Your task is to repeat all of the data exactly while excluding the pictures.
## begin The input
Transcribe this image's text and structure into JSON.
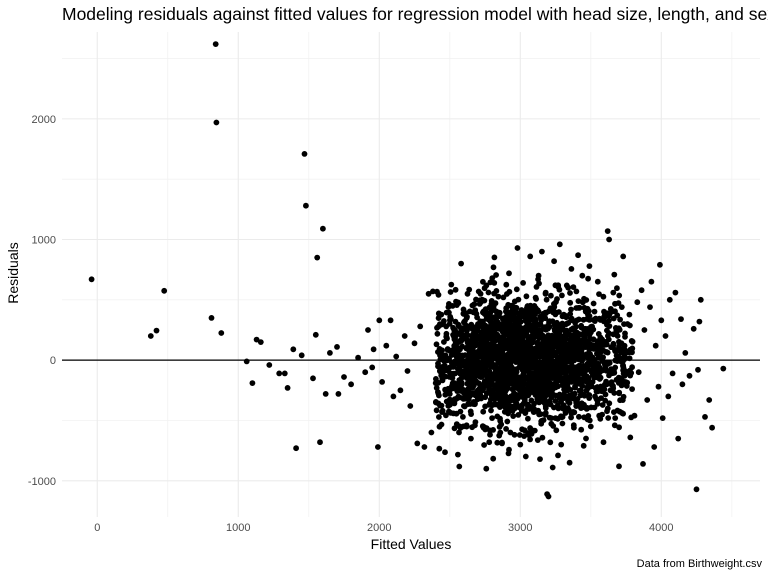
{
  "chart_data": {
    "type": "scatter",
    "title": "Modeling residuals against fitted values for regression model with head size, length, and sex",
    "xlabel": "Fitted Values",
    "ylabel": "Residuals",
    "caption": "Data from Birthweight.csv",
    "xlim": [
      -250,
      4700
    ],
    "ylim": [
      -1300,
      2720
    ],
    "x_ticks": [
      0,
      1000,
      2000,
      3000,
      4000
    ],
    "x_tick_labels": [
      "0",
      "1000",
      "2000",
      "3000",
      "4000"
    ],
    "y_ticks": [
      -1000,
      0,
      1000,
      2000
    ],
    "y_tick_labels": [
      "-1000",
      "0",
      "1000",
      "2000"
    ],
    "reference_line_y": 0,
    "grid": true,
    "point_color": "#000000",
    "points": [
      [
        -40,
        670
      ],
      [
        380,
        200
      ],
      [
        420,
        245
      ],
      [
        475,
        575
      ],
      [
        810,
        350
      ],
      [
        840,
        2620
      ],
      [
        845,
        1970
      ],
      [
        880,
        225
      ],
      [
        1060,
        -10
      ],
      [
        1100,
        -190
      ],
      [
        1130,
        170
      ],
      [
        1160,
        150
      ],
      [
        1220,
        -40
      ],
      [
        1290,
        -110
      ],
      [
        1330,
        -110
      ],
      [
        1350,
        -230
      ],
      [
        1390,
        90
      ],
      [
        1410,
        -730
      ],
      [
        1450,
        40
      ],
      [
        1470,
        1710
      ],
      [
        1480,
        1280
      ],
      [
        1530,
        -150
      ],
      [
        1550,
        210
      ],
      [
        1560,
        850
      ],
      [
        1580,
        -680
      ],
      [
        1600,
        1090
      ],
      [
        1620,
        -280
      ],
      [
        1650,
        60
      ],
      [
        1700,
        110
      ],
      [
        1710,
        -280
      ],
      [
        1750,
        -140
      ],
      [
        1800,
        -200
      ],
      [
        1850,
        20
      ],
      [
        1900,
        -100
      ],
      [
        1920,
        250
      ],
      [
        1950,
        -60
      ],
      [
        1960,
        90
      ],
      [
        1990,
        -720
      ],
      [
        2000,
        330
      ],
      [
        2020,
        -180
      ],
      [
        2050,
        120
      ],
      [
        2080,
        330
      ],
      [
        2100,
        -300
      ],
      [
        2120,
        30
      ],
      [
        2150,
        -250
      ],
      [
        2180,
        200
      ],
      [
        2200,
        -90
      ],
      [
        2220,
        -380
      ],
      [
        2250,
        140
      ],
      [
        2270,
        -690
      ],
      [
        2290,
        280
      ],
      [
        2320,
        -720
      ],
      [
        2350,
        550
      ],
      [
        2370,
        -600
      ],
      [
        2380,
        570
      ],
      [
        2400,
        -190
      ],
      [
        2420,
        280
      ],
      [
        2450,
        -420
      ],
      [
        2480,
        180
      ],
      [
        2500,
        -280
      ],
      [
        2520,
        450
      ],
      [
        2550,
        -530
      ],
      [
        2580,
        800
      ],
      [
        2600,
        -380
      ],
      [
        2620,
        350
      ],
      [
        2650,
        -650
      ],
      [
        2680,
        150
      ],
      [
        2700,
        -250
      ],
      [
        2720,
        480
      ],
      [
        2740,
        -560
      ],
      [
        2760,
        620
      ],
      [
        2780,
        100
      ],
      [
        2800,
        -480
      ],
      [
        2810,
        770
      ],
      [
        2830,
        -300
      ],
      [
        2850,
        260
      ],
      [
        2870,
        -690
      ],
      [
        2880,
        520
      ],
      [
        2900,
        -110
      ],
      [
        2920,
        720
      ],
      [
        2930,
        -600
      ],
      [
        2950,
        380
      ],
      [
        2970,
        -230
      ],
      [
        2980,
        930
      ],
      [
        3000,
        -700
      ],
      [
        3010,
        180
      ],
      [
        3020,
        640
      ],
      [
        3040,
        -420
      ],
      [
        3060,
        40
      ],
      [
        3070,
        860
      ],
      [
        3080,
        -610
      ],
      [
        3100,
        450
      ],
      [
        3110,
        -200
      ],
      [
        3130,
        700
      ],
      [
        3140,
        -820
      ],
      [
        3150,
        250
      ],
      [
        3160,
        -330
      ],
      [
        3180,
        560
      ],
      [
        3190,
        -1110
      ],
      [
        3200,
        -1130
      ],
      [
        3210,
        80
      ],
      [
        3230,
        -890
      ],
      [
        3240,
        820
      ],
      [
        3250,
        -480
      ],
      [
        3260,
        310
      ],
      [
        3280,
        960
      ],
      [
        3290,
        -700
      ],
      [
        3300,
        150
      ],
      [
        3320,
        -240
      ],
      [
        3330,
        620
      ],
      [
        3350,
        -850
      ],
      [
        3360,
        420
      ],
      [
        3380,
        -560
      ],
      [
        3400,
        90
      ],
      [
        3410,
        870
      ],
      [
        3420,
        -380
      ],
      [
        3440,
        700
      ],
      [
        3450,
        -710
      ],
      [
        3460,
        260
      ],
      [
        3480,
        -150
      ],
      [
        3490,
        780
      ],
      [
        3500,
        -550
      ],
      [
        3520,
        470
      ],
      [
        3530,
        -300
      ],
      [
        3550,
        650
      ],
      [
        3560,
        -460
      ],
      [
        3570,
        130
      ],
      [
        3590,
        -680
      ],
      [
        3600,
        380
      ],
      [
        3620,
        1070
      ],
      [
        3630,
        1000
      ],
      [
        3640,
        -250
      ],
      [
        3660,
        560
      ],
      [
        3670,
        -540
      ],
      [
        3690,
        200
      ],
      [
        3700,
        -880
      ],
      [
        3720,
        440
      ],
      [
        3730,
        860
      ],
      [
        3740,
        -130
      ],
      [
        3760,
        300
      ],
      [
        3780,
        -640
      ],
      [
        3790,
        160
      ],
      [
        3810,
        -460
      ],
      [
        3830,
        480
      ],
      [
        3840,
        -100
      ],
      [
        3860,
        580
      ],
      [
        3870,
        -860
      ],
      [
        3880,
        250
      ],
      [
        3900,
        -330
      ],
      [
        3920,
        440
      ],
      [
        3930,
        650
      ],
      [
        3950,
        -720
      ],
      [
        3960,
        120
      ],
      [
        3980,
        -220
      ],
      [
        3990,
        790
      ],
      [
        4000,
        330
      ],
      [
        4010,
        -480
      ],
      [
        4030,
        200
      ],
      [
        4050,
        -300
      ],
      [
        4060,
        500
      ],
      [
        4080,
        -110
      ],
      [
        4100,
        560
      ],
      [
        4120,
        -650
      ],
      [
        4140,
        340
      ],
      [
        4150,
        -200
      ],
      [
        4170,
        60
      ],
      [
        4200,
        -130
      ],
      [
        4230,
        260
      ],
      [
        4250,
        -1070
      ],
      [
        4260,
        -80
      ],
      [
        4270,
        320
      ],
      [
        4280,
        500
      ],
      [
        4310,
        -470
      ],
      [
        4340,
        -330
      ],
      [
        4360,
        -560
      ],
      [
        4440,
        -70
      ]
    ],
    "dense_cloud": {
      "x_range": [
        2400,
        3800
      ],
      "center": [
        3000,
        0
      ],
      "spread": [
        420,
        260
      ]
    }
  }
}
## end The input
Written answer:
Transcribe this image's text and structure into JSON.
{
  "chart_data": {
    "type": "scatter",
    "title": "Modeling residuals against fitted values for regression model with head size, length, and sex",
    "xlabel": "Fitted Values",
    "ylabel": "Residuals",
    "caption": "Data from Birthweight.csv",
    "xlim": [
      -250,
      4700
    ],
    "ylim": [
      -1300,
      2720
    ],
    "x_ticks": [
      0,
      1000,
      2000,
      3000,
      4000
    ],
    "x_tick_labels": [
      "0",
      "1000",
      "2000",
      "3000",
      "4000"
    ],
    "y_ticks": [
      -1000,
      0,
      1000,
      2000
    ],
    "y_tick_labels": [
      "-1000",
      "0",
      "1000",
      "2000"
    ],
    "reference_line_y": 0,
    "grid": true,
    "point_color": "#000000",
    "points": [
      [
        -40,
        670
      ],
      [
        380,
        200
      ],
      [
        420,
        245
      ],
      [
        475,
        575
      ],
      [
        810,
        350
      ],
      [
        840,
        2620
      ],
      [
        845,
        1970
      ],
      [
        880,
        225
      ],
      [
        1060,
        -10
      ],
      [
        1100,
        -190
      ],
      [
        1130,
        170
      ],
      [
        1160,
        150
      ],
      [
        1220,
        -40
      ],
      [
        1290,
        -110
      ],
      [
        1330,
        -110
      ],
      [
        1350,
        -230
      ],
      [
        1390,
        90
      ],
      [
        1410,
        -730
      ],
      [
        1450,
        40
      ],
      [
        1470,
        1710
      ],
      [
        1480,
        1280
      ],
      [
        1530,
        -150
      ],
      [
        1550,
        210
      ],
      [
        1560,
        850
      ],
      [
        1580,
        -680
      ],
      [
        1600,
        1090
      ],
      [
        1620,
        -280
      ],
      [
        1650,
        60
      ],
      [
        1700,
        110
      ],
      [
        1710,
        -280
      ],
      [
        1750,
        -140
      ],
      [
        1800,
        -200
      ],
      [
        1850,
        20
      ],
      [
        1900,
        -100
      ],
      [
        1920,
        250
      ],
      [
        1950,
        -60
      ],
      [
        1960,
        90
      ],
      [
        1990,
        -720
      ],
      [
        2000,
        330
      ],
      [
        2020,
        -180
      ],
      [
        2050,
        120
      ],
      [
        2080,
        330
      ],
      [
        2100,
        -300
      ],
      [
        2120,
        30
      ],
      [
        2150,
        -250
      ],
      [
        2180,
        200
      ],
      [
        2200,
        -90
      ],
      [
        2220,
        -380
      ],
      [
        2250,
        140
      ],
      [
        2270,
        -690
      ],
      [
        2290,
        280
      ],
      [
        2320,
        -720
      ],
      [
        2350,
        550
      ],
      [
        2370,
        -600
      ],
      [
        2380,
        570
      ],
      [
        2400,
        -190
      ],
      [
        2420,
        280
      ],
      [
        2450,
        -420
      ],
      [
        2480,
        180
      ],
      [
        2500,
        -280
      ],
      [
        2520,
        450
      ],
      [
        2550,
        -530
      ],
      [
        2580,
        800
      ],
      [
        2600,
        -380
      ],
      [
        2620,
        350
      ],
      [
        2650,
        -650
      ],
      [
        2680,
        150
      ],
      [
        2700,
        -250
      ],
      [
        2720,
        480
      ],
      [
        2740,
        -560
      ],
      [
        2760,
        620
      ],
      [
        2780,
        100
      ],
      [
        2800,
        -480
      ],
      [
        2810,
        770
      ],
      [
        2830,
        -300
      ],
      [
        2850,
        260
      ],
      [
        2870,
        -690
      ],
      [
        2880,
        520
      ],
      [
        2900,
        -110
      ],
      [
        2920,
        720
      ],
      [
        2930,
        -600
      ],
      [
        2950,
        380
      ],
      [
        2970,
        -230
      ],
      [
        2980,
        930
      ],
      [
        3000,
        -700
      ],
      [
        3010,
        180
      ],
      [
        3020,
        640
      ],
      [
        3040,
        -420
      ],
      [
        3060,
        40
      ],
      [
        3070,
        860
      ],
      [
        3080,
        -610
      ],
      [
        3100,
        450
      ],
      [
        3110,
        -200
      ],
      [
        3130,
        700
      ],
      [
        3140,
        -820
      ],
      [
        3150,
        250
      ],
      [
        3160,
        -330
      ],
      [
        3180,
        560
      ],
      [
        3190,
        -1110
      ],
      [
        3200,
        -1130
      ],
      [
        3210,
        80
      ],
      [
        3230,
        -890
      ],
      [
        3240,
        820
      ],
      [
        3250,
        -480
      ],
      [
        3260,
        310
      ],
      [
        3280,
        960
      ],
      [
        3290,
        -700
      ],
      [
        3300,
        150
      ],
      [
        3320,
        -240
      ],
      [
        3330,
        620
      ],
      [
        3350,
        -850
      ],
      [
        3360,
        420
      ],
      [
        3380,
        -560
      ],
      [
        3400,
        90
      ],
      [
        3410,
        870
      ],
      [
        3420,
        -380
      ],
      [
        3440,
        700
      ],
      [
        3450,
        -710
      ],
      [
        3460,
        260
      ],
      [
        3480,
        -150
      ],
      [
        3490,
        780
      ],
      [
        3500,
        -550
      ],
      [
        3520,
        470
      ],
      [
        3530,
        -300
      ],
      [
        3550,
        650
      ],
      [
        3560,
        -460
      ],
      [
        3570,
        130
      ],
      [
        3590,
        -680
      ],
      [
        3600,
        380
      ],
      [
        3620,
        1070
      ],
      [
        3630,
        1000
      ],
      [
        3640,
        -250
      ],
      [
        3660,
        560
      ],
      [
        3670,
        -540
      ],
      [
        3690,
        200
      ],
      [
        3700,
        -880
      ],
      [
        3720,
        440
      ],
      [
        3730,
        860
      ],
      [
        3740,
        -130
      ],
      [
        3760,
        300
      ],
      [
        3780,
        -640
      ],
      [
        3790,
        160
      ],
      [
        3810,
        -460
      ],
      [
        3830,
        480
      ],
      [
        3840,
        -100
      ],
      [
        3860,
        580
      ],
      [
        3870,
        -860
      ],
      [
        3880,
        250
      ],
      [
        3900,
        -330
      ],
      [
        3920,
        440
      ],
      [
        3930,
        650
      ],
      [
        3950,
        -720
      ],
      [
        3960,
        120
      ],
      [
        3980,
        -220
      ],
      [
        3990,
        790
      ],
      [
        4000,
        330
      ],
      [
        4010,
        -480
      ],
      [
        4030,
        200
      ],
      [
        4050,
        -300
      ],
      [
        4060,
        500
      ],
      [
        4080,
        -110
      ],
      [
        4100,
        560
      ],
      [
        4120,
        -650
      ],
      [
        4140,
        340
      ],
      [
        4150,
        -200
      ],
      [
        4170,
        60
      ],
      [
        4200,
        -130
      ],
      [
        4230,
        260
      ],
      [
        4250,
        -1070
      ],
      [
        4260,
        -80
      ],
      [
        4270,
        320
      ],
      [
        4280,
        500
      ],
      [
        4310,
        -470
      ],
      [
        4340,
        -330
      ],
      [
        4360,
        -560
      ],
      [
        4440,
        -70
      ]
    ],
    "dense_cloud": {
      "x_range": [
        2400,
        3800
      ],
      "center": [
        3000,
        0
      ],
      "spread": [
        420,
        260
      ]
    }
  }
}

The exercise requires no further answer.